● OBJECTIVE
Copy every line of the listing below verbatim, with no changes.

___ SUPPLIED DATA ___

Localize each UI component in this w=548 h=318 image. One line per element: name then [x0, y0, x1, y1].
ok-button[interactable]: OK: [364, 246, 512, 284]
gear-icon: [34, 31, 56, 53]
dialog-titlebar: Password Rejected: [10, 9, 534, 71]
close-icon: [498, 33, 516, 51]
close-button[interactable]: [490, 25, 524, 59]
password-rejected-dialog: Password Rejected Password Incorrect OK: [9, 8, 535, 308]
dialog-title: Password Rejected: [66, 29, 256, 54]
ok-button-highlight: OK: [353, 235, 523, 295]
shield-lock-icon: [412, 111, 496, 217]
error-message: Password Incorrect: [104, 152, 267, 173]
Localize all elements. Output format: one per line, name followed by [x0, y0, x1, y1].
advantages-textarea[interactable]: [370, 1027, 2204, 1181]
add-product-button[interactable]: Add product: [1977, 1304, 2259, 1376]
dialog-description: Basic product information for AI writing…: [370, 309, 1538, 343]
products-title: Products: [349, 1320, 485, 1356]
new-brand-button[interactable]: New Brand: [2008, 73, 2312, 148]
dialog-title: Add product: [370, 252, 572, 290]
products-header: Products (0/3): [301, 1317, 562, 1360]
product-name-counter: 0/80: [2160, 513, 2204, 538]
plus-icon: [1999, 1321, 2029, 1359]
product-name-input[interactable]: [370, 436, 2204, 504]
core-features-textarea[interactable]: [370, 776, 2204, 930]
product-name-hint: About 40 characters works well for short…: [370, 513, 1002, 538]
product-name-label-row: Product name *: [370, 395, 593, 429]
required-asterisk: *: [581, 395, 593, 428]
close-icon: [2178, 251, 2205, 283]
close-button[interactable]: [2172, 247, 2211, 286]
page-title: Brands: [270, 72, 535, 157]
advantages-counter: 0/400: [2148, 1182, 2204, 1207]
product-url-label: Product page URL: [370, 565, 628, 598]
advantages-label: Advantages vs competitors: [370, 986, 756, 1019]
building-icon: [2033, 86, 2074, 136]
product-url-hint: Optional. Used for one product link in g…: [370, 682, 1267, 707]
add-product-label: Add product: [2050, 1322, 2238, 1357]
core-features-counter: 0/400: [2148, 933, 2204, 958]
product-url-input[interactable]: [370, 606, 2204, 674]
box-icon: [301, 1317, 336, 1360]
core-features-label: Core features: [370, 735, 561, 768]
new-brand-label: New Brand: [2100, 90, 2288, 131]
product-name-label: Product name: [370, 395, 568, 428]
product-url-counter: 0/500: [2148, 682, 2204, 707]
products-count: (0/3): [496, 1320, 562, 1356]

___

● FULL SOLUTION
Localize each UI component in this w=548 h=318 image. One line per element: name then [x0, y0, x1, y1].
ok-button[interactable]: OK: [364, 246, 512, 284]
gear-icon: [34, 31, 56, 53]
dialog-titlebar: Password Rejected: [10, 9, 534, 71]
close-icon: [498, 33, 516, 51]
close-button[interactable]: [490, 25, 524, 59]
password-rejected-dialog: Password Rejected Password Incorrect OK: [9, 8, 535, 308]
dialog-title: Password Rejected: [66, 29, 256, 54]
ok-button-highlight: OK: [353, 235, 523, 295]
shield-lock-icon: [412, 111, 496, 217]
error-message: Password Incorrect: [104, 152, 267, 173]
Localize all elements. Output format: one per line, name followed by [x0, y0, x1, y1].
advantages-textarea[interactable]: [370, 1027, 2204, 1181]
add-product-button[interactable]: Add product: [1977, 1304, 2259, 1376]
dialog-description: Basic product information for AI writing…: [370, 309, 1538, 343]
products-title: Products: [349, 1320, 485, 1356]
new-brand-button[interactable]: New Brand: [2008, 73, 2312, 148]
dialog-title: Add product: [370, 252, 572, 290]
products-header: Products (0/3): [301, 1317, 562, 1360]
product-name-counter: 0/80: [2160, 513, 2204, 538]
plus-icon: [1999, 1321, 2029, 1359]
product-name-input[interactable]: [370, 436, 2204, 504]
core-features-textarea[interactable]: [370, 776, 2204, 930]
product-name-hint: About 40 characters works well for short…: [370, 513, 1002, 538]
product-name-label-row: Product name *: [370, 395, 593, 429]
required-asterisk: *: [581, 395, 593, 428]
close-icon: [2178, 251, 2205, 283]
close-button[interactable]: [2172, 247, 2211, 286]
page-title: Brands: [270, 72, 535, 157]
advantages-counter: 0/400: [2148, 1182, 2204, 1207]
product-url-label: Product page URL: [370, 565, 628, 598]
advantages-label: Advantages vs competitors: [370, 986, 756, 1019]
building-icon: [2033, 86, 2074, 136]
product-url-hint: Optional. Used for one product link in g…: [370, 682, 1267, 707]
add-product-label: Add product: [2050, 1322, 2238, 1357]
core-features-counter: 0/400: [2148, 933, 2204, 958]
product-url-input[interactable]: [370, 606, 2204, 674]
box-icon: [301, 1317, 336, 1360]
core-features-label: Core features: [370, 735, 561, 768]
new-brand-label: New Brand: [2100, 90, 2288, 131]
product-name-label: Product name: [370, 395, 568, 428]
product-url-counter: 0/500: [2148, 682, 2204, 707]
products-count: (0/3): [496, 1320, 562, 1356]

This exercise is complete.